- [EXERCISE INSTRUCTIONS] Below is a listing to transcribe in full and exactly; keep the pictures out.

- [RECORDS SHOWN]
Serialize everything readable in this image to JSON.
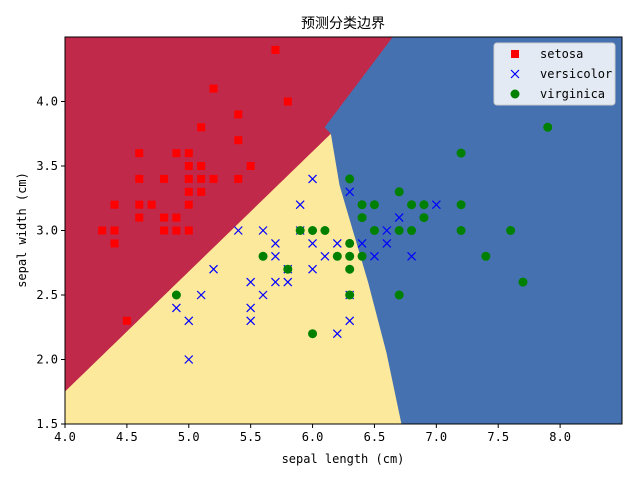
{
  "chart_data": {
    "type": "scatter",
    "title": "预测分类边界",
    "xlabel": "sepal length (cm)",
    "ylabel": "sepal width (cm)",
    "xlim": [
      4.0,
      8.5
    ],
    "ylim": [
      1.5,
      4.5
    ],
    "xticks": [
      4.0,
      4.5,
      5.0,
      5.5,
      6.0,
      6.5,
      7.0,
      7.5,
      8.0
    ],
    "yticks": [
      1.5,
      2.0,
      2.5,
      3.0,
      3.5,
      4.0
    ],
    "xtick_labels": [
      "4.0",
      "4.5",
      "5.0",
      "5.5",
      "6.0",
      "6.5",
      "7.0",
      "7.5",
      "8.0"
    ],
    "ytick_labels": [
      "1.5",
      "2.0",
      "2.5",
      "3.0",
      "3.5",
      "4.0"
    ],
    "grid": false,
    "legend_position": "top-right",
    "background_regions": [
      {
        "class": "setosa",
        "color": "#c0294a",
        "polygon": [
          [
            4.0,
            1.75
          ],
          [
            6.15,
            3.75
          ],
          [
            6.1,
            3.8
          ],
          [
            6.65,
            4.5
          ],
          [
            4.0,
            4.5
          ]
        ]
      },
      {
        "class": "versicolor",
        "color": "#fde99b",
        "polygon": [
          [
            4.0,
            1.5
          ],
          [
            6.72,
            1.5
          ],
          [
            6.6,
            2.05
          ],
          [
            6.45,
            2.6
          ],
          [
            6.22,
            3.35
          ],
          [
            6.15,
            3.75
          ],
          [
            4.0,
            1.75
          ]
        ]
      },
      {
        "class": "virginica",
        "color": "#4571b0",
        "polygon": [
          [
            6.72,
            1.5
          ],
          [
            8.5,
            1.5
          ],
          [
            8.5,
            4.5
          ],
          [
            6.65,
            4.5
          ],
          [
            6.1,
            3.8
          ],
          [
            6.15,
            3.75
          ],
          [
            6.22,
            3.35
          ],
          [
            6.45,
            2.6
          ],
          [
            6.6,
            2.05
          ]
        ]
      }
    ],
    "series": [
      {
        "name": "setosa",
        "marker": "square",
        "color": "#ff0000",
        "points": [
          [
            4.3,
            3.0
          ],
          [
            4.4,
            2.9
          ],
          [
            4.4,
            3.0
          ],
          [
            4.4,
            3.2
          ],
          [
            4.5,
            2.3
          ],
          [
            4.6,
            3.1
          ],
          [
            4.6,
            3.2
          ],
          [
            4.6,
            3.4
          ],
          [
            4.6,
            3.6
          ],
          [
            4.7,
            3.2
          ],
          [
            4.8,
            3.0
          ],
          [
            4.8,
            3.1
          ],
          [
            4.8,
            3.4
          ],
          [
            4.9,
            3.0
          ],
          [
            4.9,
            3.1
          ],
          [
            4.9,
            3.6
          ],
          [
            5.0,
            3.0
          ],
          [
            5.0,
            3.2
          ],
          [
            5.0,
            3.3
          ],
          [
            5.0,
            3.4
          ],
          [
            5.0,
            3.5
          ],
          [
            5.0,
            3.6
          ],
          [
            5.1,
            3.3
          ],
          [
            5.1,
            3.4
          ],
          [
            5.1,
            3.5
          ],
          [
            5.1,
            3.8
          ],
          [
            5.2,
            3.4
          ],
          [
            5.2,
            4.1
          ],
          [
            5.4,
            3.4
          ],
          [
            5.4,
            3.7
          ],
          [
            5.4,
            3.9
          ],
          [
            5.5,
            3.5
          ],
          [
            5.7,
            4.4
          ],
          [
            5.8,
            4.0
          ]
        ]
      },
      {
        "name": "versicolor",
        "marker": "x",
        "color": "#0000ff",
        "points": [
          [
            4.9,
            2.4
          ],
          [
            5.0,
            2.0
          ],
          [
            5.0,
            2.3
          ],
          [
            5.1,
            2.5
          ],
          [
            5.2,
            2.7
          ],
          [
            5.4,
            3.0
          ],
          [
            5.5,
            2.3
          ],
          [
            5.5,
            2.4
          ],
          [
            5.5,
            2.6
          ],
          [
            5.6,
            2.5
          ],
          [
            5.6,
            3.0
          ],
          [
            5.7,
            2.6
          ],
          [
            5.7,
            2.8
          ],
          [
            5.7,
            2.9
          ],
          [
            5.8,
            2.6
          ],
          [
            5.8,
            2.7
          ],
          [
            5.9,
            3.0
          ],
          [
            5.9,
            3.2
          ],
          [
            6.0,
            2.7
          ],
          [
            6.0,
            2.9
          ],
          [
            6.0,
            3.4
          ],
          [
            6.1,
            2.8
          ],
          [
            6.2,
            2.2
          ],
          [
            6.2,
            2.9
          ],
          [
            6.3,
            2.3
          ],
          [
            6.3,
            2.5
          ],
          [
            6.3,
            3.3
          ],
          [
            6.4,
            2.9
          ],
          [
            6.5,
            2.8
          ],
          [
            6.6,
            2.9
          ],
          [
            6.6,
            3.0
          ],
          [
            6.7,
            3.1
          ],
          [
            6.8,
            2.8
          ],
          [
            7.0,
            3.2
          ]
        ]
      },
      {
        "name": "virginica",
        "marker": "circle",
        "color": "#008000",
        "points": [
          [
            4.9,
            2.5
          ],
          [
            5.6,
            2.8
          ],
          [
            5.8,
            2.7
          ],
          [
            5.9,
            3.0
          ],
          [
            6.0,
            2.2
          ],
          [
            6.0,
            3.0
          ],
          [
            6.1,
            3.0
          ],
          [
            6.2,
            2.8
          ],
          [
            6.3,
            2.5
          ],
          [
            6.3,
            2.7
          ],
          [
            6.3,
            2.8
          ],
          [
            6.3,
            2.9
          ],
          [
            6.3,
            3.4
          ],
          [
            6.4,
            2.8
          ],
          [
            6.4,
            3.1
          ],
          [
            6.4,
            3.2
          ],
          [
            6.5,
            3.0
          ],
          [
            6.5,
            3.2
          ],
          [
            6.7,
            2.5
          ],
          [
            6.7,
            3.0
          ],
          [
            6.7,
            3.3
          ],
          [
            6.8,
            3.0
          ],
          [
            6.8,
            3.2
          ],
          [
            6.9,
            3.1
          ],
          [
            6.9,
            3.2
          ],
          [
            7.2,
            3.0
          ],
          [
            7.2,
            3.2
          ],
          [
            7.2,
            3.6
          ],
          [
            7.4,
            2.8
          ],
          [
            7.6,
            3.0
          ],
          [
            7.7,
            2.6
          ],
          [
            7.9,
            3.8
          ]
        ]
      }
    ]
  }
}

- [THE REPLY]
Serialize everything readable in this image to JSON.
{
  "chart_data": {
    "type": "scatter",
    "title": "预测分类边界",
    "xlabel": "sepal length (cm)",
    "ylabel": "sepal width (cm)",
    "xlim": [
      4.0,
      8.5
    ],
    "ylim": [
      1.5,
      4.5
    ],
    "xticks": [
      4.0,
      4.5,
      5.0,
      5.5,
      6.0,
      6.5,
      7.0,
      7.5,
      8.0
    ],
    "yticks": [
      1.5,
      2.0,
      2.5,
      3.0,
      3.5,
      4.0
    ],
    "xtick_labels": [
      "4.0",
      "4.5",
      "5.0",
      "5.5",
      "6.0",
      "6.5",
      "7.0",
      "7.5",
      "8.0"
    ],
    "ytick_labels": [
      "1.5",
      "2.0",
      "2.5",
      "3.0",
      "3.5",
      "4.0"
    ],
    "grid": false,
    "legend_position": "top-right",
    "background_regions": [
      {
        "class": "setosa",
        "color": "#c0294a",
        "polygon": [
          [
            4.0,
            1.75
          ],
          [
            6.15,
            3.75
          ],
          [
            6.1,
            3.8
          ],
          [
            6.65,
            4.5
          ],
          [
            4.0,
            4.5
          ]
        ]
      },
      {
        "class": "versicolor",
        "color": "#fde99b",
        "polygon": [
          [
            4.0,
            1.5
          ],
          [
            6.72,
            1.5
          ],
          [
            6.6,
            2.05
          ],
          [
            6.45,
            2.6
          ],
          [
            6.22,
            3.35
          ],
          [
            6.15,
            3.75
          ],
          [
            4.0,
            1.75
          ]
        ]
      },
      {
        "class": "virginica",
        "color": "#4571b0",
        "polygon": [
          [
            6.72,
            1.5
          ],
          [
            8.5,
            1.5
          ],
          [
            8.5,
            4.5
          ],
          [
            6.65,
            4.5
          ],
          [
            6.1,
            3.8
          ],
          [
            6.15,
            3.75
          ],
          [
            6.22,
            3.35
          ],
          [
            6.45,
            2.6
          ],
          [
            6.6,
            2.05
          ]
        ]
      }
    ],
    "series": [
      {
        "name": "setosa",
        "marker": "square",
        "color": "#ff0000",
        "points": [
          [
            4.3,
            3.0
          ],
          [
            4.4,
            2.9
          ],
          [
            4.4,
            3.0
          ],
          [
            4.4,
            3.2
          ],
          [
            4.5,
            2.3
          ],
          [
            4.6,
            3.1
          ],
          [
            4.6,
            3.2
          ],
          [
            4.6,
            3.4
          ],
          [
            4.6,
            3.6
          ],
          [
            4.7,
            3.2
          ],
          [
            4.8,
            3.0
          ],
          [
            4.8,
            3.1
          ],
          [
            4.8,
            3.4
          ],
          [
            4.9,
            3.0
          ],
          [
            4.9,
            3.1
          ],
          [
            4.9,
            3.6
          ],
          [
            5.0,
            3.0
          ],
          [
            5.0,
            3.2
          ],
          [
            5.0,
            3.3
          ],
          [
            5.0,
            3.4
          ],
          [
            5.0,
            3.5
          ],
          [
            5.0,
            3.6
          ],
          [
            5.1,
            3.3
          ],
          [
            5.1,
            3.4
          ],
          [
            5.1,
            3.5
          ],
          [
            5.1,
            3.8
          ],
          [
            5.2,
            3.4
          ],
          [
            5.2,
            4.1
          ],
          [
            5.4,
            3.4
          ],
          [
            5.4,
            3.7
          ],
          [
            5.4,
            3.9
          ],
          [
            5.5,
            3.5
          ],
          [
            5.7,
            4.4
          ],
          [
            5.8,
            4.0
          ]
        ]
      },
      {
        "name": "versicolor",
        "marker": "x",
        "color": "#0000ff",
        "points": [
          [
            4.9,
            2.4
          ],
          [
            5.0,
            2.0
          ],
          [
            5.0,
            2.3
          ],
          [
            5.1,
            2.5
          ],
          [
            5.2,
            2.7
          ],
          [
            5.4,
            3.0
          ],
          [
            5.5,
            2.3
          ],
          [
            5.5,
            2.4
          ],
          [
            5.5,
            2.6
          ],
          [
            5.6,
            2.5
          ],
          [
            5.6,
            3.0
          ],
          [
            5.7,
            2.6
          ],
          [
            5.7,
            2.8
          ],
          [
            5.7,
            2.9
          ],
          [
            5.8,
            2.6
          ],
          [
            5.8,
            2.7
          ],
          [
            5.9,
            3.0
          ],
          [
            5.9,
            3.2
          ],
          [
            6.0,
            2.7
          ],
          [
            6.0,
            2.9
          ],
          [
            6.0,
            3.4
          ],
          [
            6.1,
            2.8
          ],
          [
            6.2,
            2.2
          ],
          [
            6.2,
            2.9
          ],
          [
            6.3,
            2.3
          ],
          [
            6.3,
            2.5
          ],
          [
            6.3,
            3.3
          ],
          [
            6.4,
            2.9
          ],
          [
            6.5,
            2.8
          ],
          [
            6.6,
            2.9
          ],
          [
            6.6,
            3.0
          ],
          [
            6.7,
            3.1
          ],
          [
            6.8,
            2.8
          ],
          [
            7.0,
            3.2
          ]
        ]
      },
      {
        "name": "virginica",
        "marker": "circle",
        "color": "#008000",
        "points": [
          [
            4.9,
            2.5
          ],
          [
            5.6,
            2.8
          ],
          [
            5.8,
            2.7
          ],
          [
            5.9,
            3.0
          ],
          [
            6.0,
            2.2
          ],
          [
            6.0,
            3.0
          ],
          [
            6.1,
            3.0
          ],
          [
            6.2,
            2.8
          ],
          [
            6.3,
            2.5
          ],
          [
            6.3,
            2.7
          ],
          [
            6.3,
            2.8
          ],
          [
            6.3,
            2.9
          ],
          [
            6.3,
            3.4
          ],
          [
            6.4,
            2.8
          ],
          [
            6.4,
            3.1
          ],
          [
            6.4,
            3.2
          ],
          [
            6.5,
            3.0
          ],
          [
            6.5,
            3.2
          ],
          [
            6.7,
            2.5
          ],
          [
            6.7,
            3.0
          ],
          [
            6.7,
            3.3
          ],
          [
            6.8,
            3.0
          ],
          [
            6.8,
            3.2
          ],
          [
            6.9,
            3.1
          ],
          [
            6.9,
            3.2
          ],
          [
            7.2,
            3.0
          ],
          [
            7.2,
            3.2
          ],
          [
            7.2,
            3.6
          ],
          [
            7.4,
            2.8
          ],
          [
            7.6,
            3.0
          ],
          [
            7.7,
            2.6
          ],
          [
            7.9,
            3.8
          ]
        ]
      }
    ]
  }
}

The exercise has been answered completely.